* _Do this_:
Find each line containing the string "VEGF" and return it.

* _Records provided_:
● ● ● ● ●
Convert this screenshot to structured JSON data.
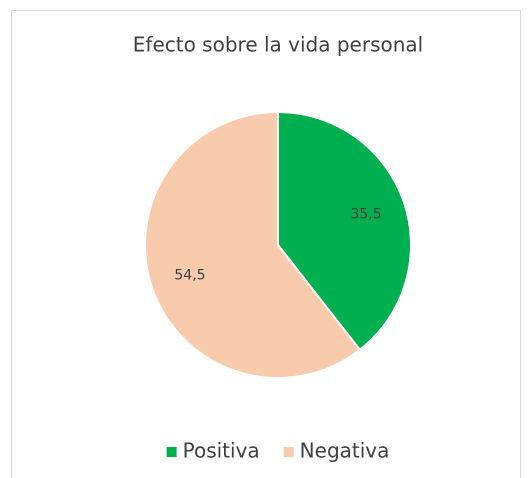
{
  "chart_data": {
    "type": "pie",
    "title": "Efecto sobre la vida personal",
    "categories": [
      "Positiva",
      "Negativa"
    ],
    "values": [
      35.5,
      54.5
    ],
    "value_labels": [
      "35,5",
      "54,5"
    ],
    "colors": [
      "#00b050",
      "#f8cbad"
    ],
    "legend": "bottom"
  }
}
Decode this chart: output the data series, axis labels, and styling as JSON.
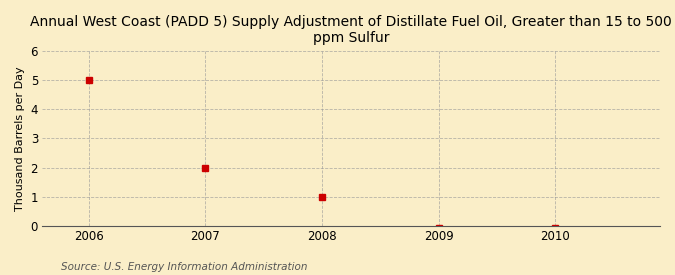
{
  "title": "Annual West Coast (PADD 5) Supply Adjustment of Distillate Fuel Oil, Greater than 15 to 500\nppm Sulfur",
  "ylabel": "Thousand Barrels per Day",
  "source_text": "Source: U.S. Energy Information Administration",
  "x_values": [
    2006,
    2007,
    2008,
    2009,
    2010
  ],
  "y_values": [
    5,
    2,
    1,
    -0.05,
    -0.05
  ],
  "xlim": [
    2005.6,
    2010.9
  ],
  "ylim": [
    0,
    6
  ],
  "yticks": [
    0,
    1,
    2,
    3,
    4,
    5,
    6
  ],
  "xticks": [
    2006,
    2007,
    2008,
    2009,
    2010
  ],
  "marker_color": "#cc0000",
  "marker": "s",
  "marker_size": 4,
  "background_color": "#faeec8",
  "plot_bg_color": "#faeec8",
  "grid_color": "#999999",
  "title_fontsize": 10,
  "axis_label_fontsize": 8,
  "tick_fontsize": 8.5,
  "source_fontsize": 7.5
}
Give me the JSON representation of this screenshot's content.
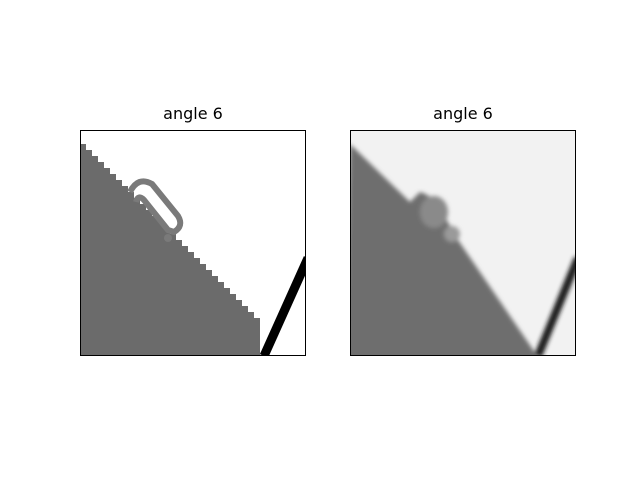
{
  "panels": [
    {
      "title": "angle 6",
      "variant": "original"
    },
    {
      "title": "angle 6",
      "variant": "reconstruction"
    }
  ],
  "colors": {
    "dark_region": "#6b6b6b",
    "light_region_original": "#ffffff",
    "light_region_reconstruction": "#f2f2f2",
    "edge_line": "#000000",
    "frame": "#000000"
  }
}
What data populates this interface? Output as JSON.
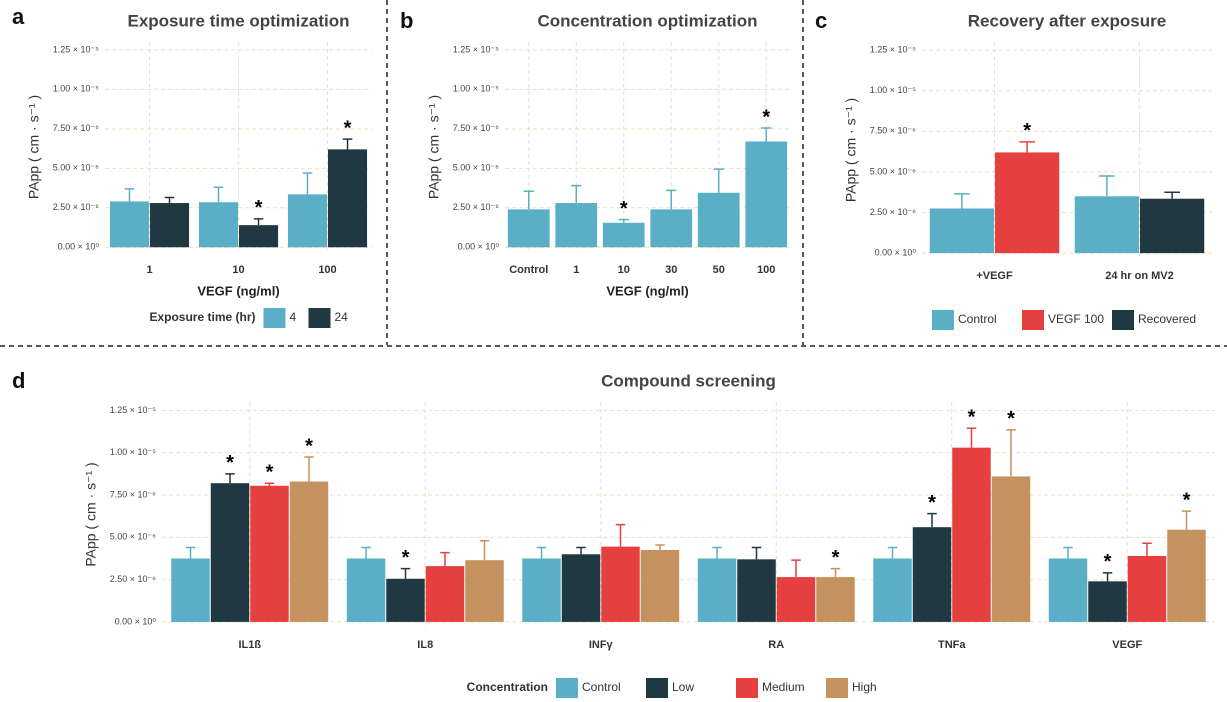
{
  "chart_data": [
    {
      "type": "bar",
      "panel": "a",
      "title": "Exposure time optimization",
      "xlabel": "VEGF (ng/ml)",
      "ylabel": "PApp ( cm · s⁻¹ )",
      "categories": [
        "1",
        "10",
        "100"
      ],
      "legend_title": "Exposure time (hr)",
      "series": [
        {
          "name": "4",
          "color": "#5aafc7",
          "values": [
            2.9e-06,
            2.85e-06,
            3.35e-06
          ],
          "errors": [
            8e-07,
            9.5e-07,
            1.35e-06
          ],
          "significance": [
            null,
            null,
            null
          ]
        },
        {
          "name": "24",
          "color": "#1f3842",
          "values": [
            2.8e-06,
            1.4e-06,
            6.2e-06
          ],
          "errors": [
            3.5e-07,
            4e-07,
            6.5e-07
          ],
          "significance": [
            null,
            "*",
            "*"
          ]
        }
      ],
      "ylim": [
        -3e-07,
        1.3e-05
      ],
      "yticks": [
        {
          "value": 0,
          "label": "0.00 × 10⁰"
        },
        {
          "value": 2.5e-06,
          "label": "2.50 × 10⁻⁶"
        },
        {
          "value": 5e-06,
          "label": "5.00 × 10⁻⁶"
        },
        {
          "value": 7.5e-06,
          "label": "7.50 × 10⁻⁶"
        },
        {
          "value": 1e-05,
          "label": "1.00 × 10⁻⁵"
        },
        {
          "value": 1.25e-05,
          "label": "1.25 × 10⁻⁵"
        }
      ],
      "grid": true
    },
    {
      "type": "bar",
      "panel": "b",
      "title": "Concentration optimization",
      "xlabel": "VEGF (ng/ml)",
      "ylabel": "PApp ( cm · s⁻¹ )",
      "categories": [
        "Control",
        "1",
        "10",
        "30",
        "50",
        "100"
      ],
      "series": [
        {
          "color": "#5aafc7",
          "values": [
            2.4e-06,
            2.8e-06,
            1.55e-06,
            2.4e-06,
            3.45e-06,
            6.7e-06
          ],
          "errors": [
            1.15e-06,
            1.1e-06,
            2e-07,
            1.2e-06,
            1.5e-06,
            8.5e-07
          ],
          "significance": [
            null,
            null,
            "*",
            null,
            null,
            "*"
          ]
        }
      ],
      "ylim": [
        -3e-07,
        1.3e-05
      ],
      "yticks": [
        {
          "value": 0,
          "label": "0.00 × 10⁰"
        },
        {
          "value": 2.5e-06,
          "label": "2.50 × 10⁻⁶"
        },
        {
          "value": 5e-06,
          "label": "5.00 × 10⁻⁶"
        },
        {
          "value": 7.5e-06,
          "label": "7.50 × 10⁻⁶"
        },
        {
          "value": 1e-05,
          "label": "1.00 × 10⁻⁵"
        },
        {
          "value": 1.25e-05,
          "label": "1.25 × 10⁻⁵"
        }
      ],
      "grid": true
    },
    {
      "type": "bar",
      "panel": "c",
      "title": "Recovery after exposure",
      "ylabel": "PApp ( cm · s⁻¹ )",
      "categories": [
        "+VEGF",
        "24 hr on MV2"
      ],
      "series": [
        {
          "name": "Control",
          "color": "#5aafc7",
          "values": [
            2.75e-06,
            3.5e-06
          ],
          "errors": [
            9e-07,
            1.25e-06
          ],
          "significance": [
            null,
            null
          ]
        },
        {
          "name": "VEGF 100",
          "color": "#e5403f",
          "values": [
            6.2e-06,
            null
          ],
          "errors": [
            6.5e-07,
            null
          ],
          "significance": [
            "*",
            null
          ]
        },
        {
          "name": "Recovered",
          "color": "#1f3842",
          "values": [
            null,
            3.35e-06
          ],
          "errors": [
            null,
            4e-07
          ],
          "significance": [
            null,
            null
          ]
        }
      ],
      "ylim": [
        -3e-07,
        1.3e-05
      ],
      "yticks": [
        {
          "value": 0,
          "label": "0.00 × 10⁰"
        },
        {
          "value": 2.5e-06,
          "label": "2.50 × 10⁻⁶"
        },
        {
          "value": 5e-06,
          "label": "5.00 × 10⁻⁶"
        },
        {
          "value": 7.5e-06,
          "label": "7.50 × 10⁻⁶"
        },
        {
          "value": 1e-05,
          "label": "1.00 × 10⁻⁵"
        },
        {
          "value": 1.25e-05,
          "label": "1.25 × 10⁻⁵"
        }
      ],
      "grid": true
    },
    {
      "type": "bar",
      "panel": "d",
      "title": "Compound screening",
      "ylabel": "PApp ( cm · s⁻¹ )",
      "categories": [
        "IL1ß",
        "IL8",
        "INFγ",
        "RA",
        "TNFa",
        "VEGF"
      ],
      "legend_title": "Concentration",
      "series": [
        {
          "name": "Control",
          "color": "#5aafc7",
          "values": [
            3.75e-06,
            3.75e-06,
            3.75e-06,
            3.75e-06,
            3.75e-06,
            3.75e-06
          ],
          "errors": [
            6.5e-07,
            6.5e-07,
            6.5e-07,
            6.5e-07,
            6.5e-07,
            6.5e-07
          ],
          "significance": [
            null,
            null,
            null,
            null,
            null,
            null
          ]
        },
        {
          "name": "Low",
          "color": "#1f3842",
          "values": [
            8.2e-06,
            2.55e-06,
            4e-06,
            3.7e-06,
            5.6e-06,
            2.4e-06
          ],
          "errors": [
            5.5e-07,
            6e-07,
            4e-07,
            7e-07,
            8e-07,
            5e-07
          ],
          "significance": [
            "*",
            "*",
            null,
            null,
            "*",
            "*"
          ]
        },
        {
          "name": "Medium",
          "color": "#e5403f",
          "values": [
            8.05e-06,
            3.3e-06,
            4.45e-06,
            2.65e-06,
            1.03e-05,
            3.9e-06
          ],
          "errors": [
            1.5e-07,
            8e-07,
            1.3e-06,
            1e-06,
            1.15e-06,
            7.5e-07
          ],
          "significance": [
            "*",
            null,
            null,
            null,
            "*",
            null
          ]
        },
        {
          "name": "High",
          "color": "#c4925e",
          "values": [
            8.3e-06,
            3.65e-06,
            4.25e-06,
            2.65e-06,
            8.6e-06,
            5.45e-06
          ],
          "errors": [
            1.45e-06,
            1.15e-06,
            3e-07,
            5e-07,
            2.75e-06,
            1.1e-06
          ],
          "significance": [
            "*",
            null,
            null,
            "*",
            "*",
            "*"
          ]
        }
      ],
      "ylim": [
        -3e-07,
        1.3e-05
      ],
      "yticks": [
        {
          "value": 0,
          "label": "0.00 × 10⁰"
        },
        {
          "value": 2.5e-06,
          "label": "2.50 × 10⁻⁶"
        },
        {
          "value": 5e-06,
          "label": "5.00 × 10⁻⁶"
        },
        {
          "value": 7.5e-06,
          "label": "7.50 × 10⁻⁶"
        },
        {
          "value": 1e-05,
          "label": "1.00 × 10⁻⁵"
        },
        {
          "value": 1.25e-05,
          "label": "1.25 × 10⁻⁵"
        }
      ],
      "grid": true
    }
  ]
}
● ● ● ● ●
* _Problem solution_:
      "xlabel": "VEGF (ng/ml)",
      "xlabel": "VEGF (ng/ml)",
        "+VEGF",
          "name": "VEGF 100",
        "VEGF"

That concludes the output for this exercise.